TASK DIRECTIONS: Pick out the lines containing "precision".

>> Start DATASET

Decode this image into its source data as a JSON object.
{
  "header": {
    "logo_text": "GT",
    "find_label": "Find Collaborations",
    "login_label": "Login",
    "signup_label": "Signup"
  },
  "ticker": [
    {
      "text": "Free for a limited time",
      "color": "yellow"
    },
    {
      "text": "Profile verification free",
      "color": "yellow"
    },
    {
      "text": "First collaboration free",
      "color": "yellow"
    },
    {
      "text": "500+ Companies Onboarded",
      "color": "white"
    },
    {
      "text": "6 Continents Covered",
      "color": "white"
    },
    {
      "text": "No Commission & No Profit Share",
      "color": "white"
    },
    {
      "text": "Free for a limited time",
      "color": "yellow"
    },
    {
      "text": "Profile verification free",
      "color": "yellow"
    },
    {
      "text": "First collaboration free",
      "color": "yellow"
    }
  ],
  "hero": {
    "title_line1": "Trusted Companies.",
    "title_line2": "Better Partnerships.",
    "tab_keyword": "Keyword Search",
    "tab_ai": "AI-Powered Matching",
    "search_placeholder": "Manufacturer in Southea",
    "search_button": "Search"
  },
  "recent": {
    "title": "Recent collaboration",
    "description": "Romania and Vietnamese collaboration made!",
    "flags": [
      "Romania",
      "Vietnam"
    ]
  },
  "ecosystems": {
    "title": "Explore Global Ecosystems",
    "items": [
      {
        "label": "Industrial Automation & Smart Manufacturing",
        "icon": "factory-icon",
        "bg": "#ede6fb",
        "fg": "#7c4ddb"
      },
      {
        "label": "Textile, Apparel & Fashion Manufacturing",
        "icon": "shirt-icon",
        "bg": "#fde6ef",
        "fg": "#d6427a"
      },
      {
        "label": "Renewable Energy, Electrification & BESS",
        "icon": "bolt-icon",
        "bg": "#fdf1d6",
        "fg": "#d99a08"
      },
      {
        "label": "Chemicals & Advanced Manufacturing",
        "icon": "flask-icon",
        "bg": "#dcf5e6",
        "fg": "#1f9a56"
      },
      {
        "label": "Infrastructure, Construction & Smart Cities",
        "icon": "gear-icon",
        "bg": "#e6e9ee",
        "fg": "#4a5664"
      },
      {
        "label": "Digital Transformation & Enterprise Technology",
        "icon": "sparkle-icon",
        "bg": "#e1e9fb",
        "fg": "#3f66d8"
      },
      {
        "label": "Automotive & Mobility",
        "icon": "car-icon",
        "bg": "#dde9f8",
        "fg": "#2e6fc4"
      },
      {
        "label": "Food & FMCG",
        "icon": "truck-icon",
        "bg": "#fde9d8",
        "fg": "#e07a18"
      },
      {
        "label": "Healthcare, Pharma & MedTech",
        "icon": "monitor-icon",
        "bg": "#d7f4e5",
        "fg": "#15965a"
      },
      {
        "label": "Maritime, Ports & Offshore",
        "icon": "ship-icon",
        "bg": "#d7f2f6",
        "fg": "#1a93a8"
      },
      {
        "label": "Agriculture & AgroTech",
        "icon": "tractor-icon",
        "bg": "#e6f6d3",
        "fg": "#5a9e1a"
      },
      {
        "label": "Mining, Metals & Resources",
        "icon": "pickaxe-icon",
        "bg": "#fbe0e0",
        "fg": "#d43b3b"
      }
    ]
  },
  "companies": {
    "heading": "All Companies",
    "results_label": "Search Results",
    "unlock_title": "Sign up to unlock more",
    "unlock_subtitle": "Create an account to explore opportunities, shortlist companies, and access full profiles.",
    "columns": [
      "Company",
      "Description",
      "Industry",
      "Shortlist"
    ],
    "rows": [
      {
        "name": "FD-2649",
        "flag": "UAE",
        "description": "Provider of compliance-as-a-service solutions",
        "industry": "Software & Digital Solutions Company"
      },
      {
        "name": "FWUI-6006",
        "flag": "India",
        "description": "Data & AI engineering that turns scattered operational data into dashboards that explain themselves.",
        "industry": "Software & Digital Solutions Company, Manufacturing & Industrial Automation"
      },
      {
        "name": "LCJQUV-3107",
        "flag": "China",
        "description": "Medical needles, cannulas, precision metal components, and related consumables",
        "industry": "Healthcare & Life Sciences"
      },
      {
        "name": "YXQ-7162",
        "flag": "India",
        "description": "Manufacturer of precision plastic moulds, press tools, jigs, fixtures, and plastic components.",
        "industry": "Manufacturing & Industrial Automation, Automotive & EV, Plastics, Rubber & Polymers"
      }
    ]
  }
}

>> End DATASET

FINAL RESULT:
        "description": "Medical needles, cannulas, precision metal components, and related consumables",
        "description": "Manufacturer of precision plastic moulds, press tools, jigs, fixtures, and plastic components.",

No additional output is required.